===== Listed entries

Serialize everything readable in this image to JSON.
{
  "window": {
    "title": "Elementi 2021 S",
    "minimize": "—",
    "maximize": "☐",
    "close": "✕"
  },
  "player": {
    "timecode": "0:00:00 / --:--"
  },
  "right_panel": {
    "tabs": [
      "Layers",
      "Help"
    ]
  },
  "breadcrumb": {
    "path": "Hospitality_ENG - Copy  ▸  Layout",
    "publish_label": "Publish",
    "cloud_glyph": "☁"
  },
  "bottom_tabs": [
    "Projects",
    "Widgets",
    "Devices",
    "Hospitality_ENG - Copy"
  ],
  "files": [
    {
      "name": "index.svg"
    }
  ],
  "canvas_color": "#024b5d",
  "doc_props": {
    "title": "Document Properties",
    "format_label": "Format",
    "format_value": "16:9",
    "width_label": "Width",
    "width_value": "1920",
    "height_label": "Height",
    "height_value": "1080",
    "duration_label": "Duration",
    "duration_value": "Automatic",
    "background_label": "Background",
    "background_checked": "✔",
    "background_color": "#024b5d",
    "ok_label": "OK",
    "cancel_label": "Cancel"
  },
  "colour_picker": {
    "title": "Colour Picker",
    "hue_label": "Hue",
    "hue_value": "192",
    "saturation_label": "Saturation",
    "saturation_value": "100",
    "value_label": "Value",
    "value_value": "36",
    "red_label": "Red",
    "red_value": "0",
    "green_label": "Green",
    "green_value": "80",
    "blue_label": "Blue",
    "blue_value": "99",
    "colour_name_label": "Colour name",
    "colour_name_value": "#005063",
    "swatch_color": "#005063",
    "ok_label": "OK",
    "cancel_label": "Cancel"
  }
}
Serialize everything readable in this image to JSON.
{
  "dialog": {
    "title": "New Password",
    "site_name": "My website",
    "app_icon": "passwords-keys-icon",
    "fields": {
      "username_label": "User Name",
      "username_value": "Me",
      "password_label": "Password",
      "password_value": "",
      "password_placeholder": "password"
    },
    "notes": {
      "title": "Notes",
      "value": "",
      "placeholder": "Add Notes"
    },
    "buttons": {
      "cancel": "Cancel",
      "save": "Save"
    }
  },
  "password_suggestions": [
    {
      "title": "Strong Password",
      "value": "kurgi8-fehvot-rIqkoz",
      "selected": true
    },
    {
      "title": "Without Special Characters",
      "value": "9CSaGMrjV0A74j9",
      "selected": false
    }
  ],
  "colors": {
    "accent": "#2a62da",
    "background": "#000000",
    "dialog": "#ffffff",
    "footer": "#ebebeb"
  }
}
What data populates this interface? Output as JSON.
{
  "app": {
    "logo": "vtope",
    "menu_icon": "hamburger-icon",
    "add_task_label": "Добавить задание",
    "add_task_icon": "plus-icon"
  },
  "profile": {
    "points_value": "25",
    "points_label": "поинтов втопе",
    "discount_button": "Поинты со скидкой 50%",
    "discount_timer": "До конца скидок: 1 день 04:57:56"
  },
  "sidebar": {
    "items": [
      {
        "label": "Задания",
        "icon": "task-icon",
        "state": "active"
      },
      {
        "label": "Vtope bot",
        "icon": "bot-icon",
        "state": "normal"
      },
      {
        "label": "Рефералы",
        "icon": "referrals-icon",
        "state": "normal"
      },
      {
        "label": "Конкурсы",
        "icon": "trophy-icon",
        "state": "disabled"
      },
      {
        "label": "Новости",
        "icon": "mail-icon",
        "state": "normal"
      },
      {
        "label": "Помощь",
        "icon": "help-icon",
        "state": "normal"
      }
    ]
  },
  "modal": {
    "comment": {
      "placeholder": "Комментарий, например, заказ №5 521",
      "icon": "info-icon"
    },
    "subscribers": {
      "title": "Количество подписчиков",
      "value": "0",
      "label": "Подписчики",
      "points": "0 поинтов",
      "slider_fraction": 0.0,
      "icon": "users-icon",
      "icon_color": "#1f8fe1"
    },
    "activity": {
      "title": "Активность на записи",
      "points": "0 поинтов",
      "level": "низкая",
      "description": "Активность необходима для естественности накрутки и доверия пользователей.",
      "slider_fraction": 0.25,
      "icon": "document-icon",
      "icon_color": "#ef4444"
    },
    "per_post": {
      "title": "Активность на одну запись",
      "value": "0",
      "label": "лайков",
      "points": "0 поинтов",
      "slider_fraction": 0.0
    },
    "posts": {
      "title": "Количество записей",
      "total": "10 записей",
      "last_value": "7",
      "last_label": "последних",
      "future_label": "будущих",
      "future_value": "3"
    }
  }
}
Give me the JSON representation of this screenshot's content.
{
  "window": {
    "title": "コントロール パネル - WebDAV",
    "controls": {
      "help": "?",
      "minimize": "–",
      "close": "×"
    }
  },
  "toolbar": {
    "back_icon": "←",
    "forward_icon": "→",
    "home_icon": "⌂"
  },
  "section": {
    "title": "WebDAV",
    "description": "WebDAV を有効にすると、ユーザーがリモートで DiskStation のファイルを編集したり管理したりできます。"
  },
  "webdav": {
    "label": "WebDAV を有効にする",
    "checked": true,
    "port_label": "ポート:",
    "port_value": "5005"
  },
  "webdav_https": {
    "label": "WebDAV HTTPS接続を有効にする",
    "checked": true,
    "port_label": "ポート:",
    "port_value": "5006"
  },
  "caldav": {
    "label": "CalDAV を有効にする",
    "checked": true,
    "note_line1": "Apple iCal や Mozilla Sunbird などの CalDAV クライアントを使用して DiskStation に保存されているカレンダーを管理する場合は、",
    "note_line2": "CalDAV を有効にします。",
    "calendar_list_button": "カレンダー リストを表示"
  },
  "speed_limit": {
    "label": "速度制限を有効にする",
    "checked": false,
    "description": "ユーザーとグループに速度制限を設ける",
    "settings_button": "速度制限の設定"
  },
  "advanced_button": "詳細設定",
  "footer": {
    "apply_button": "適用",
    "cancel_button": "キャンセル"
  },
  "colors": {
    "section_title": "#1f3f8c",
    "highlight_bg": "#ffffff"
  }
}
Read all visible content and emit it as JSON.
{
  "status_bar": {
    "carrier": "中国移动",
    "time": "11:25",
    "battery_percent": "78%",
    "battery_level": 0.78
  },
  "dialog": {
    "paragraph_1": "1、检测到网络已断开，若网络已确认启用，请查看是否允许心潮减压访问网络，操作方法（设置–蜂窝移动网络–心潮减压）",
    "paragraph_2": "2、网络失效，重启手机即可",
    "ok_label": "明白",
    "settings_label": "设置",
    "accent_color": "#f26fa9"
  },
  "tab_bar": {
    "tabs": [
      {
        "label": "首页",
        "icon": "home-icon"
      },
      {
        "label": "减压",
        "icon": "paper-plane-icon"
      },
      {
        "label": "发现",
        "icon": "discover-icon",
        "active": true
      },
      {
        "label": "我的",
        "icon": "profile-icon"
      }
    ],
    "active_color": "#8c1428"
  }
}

==========

**Problem to solve:**
Look through the entries and find each line that has the string "Количество". Copy those lines.

**Response to the exercise:**
      "title": "Количество подписчиков",
      "title": "Количество записей",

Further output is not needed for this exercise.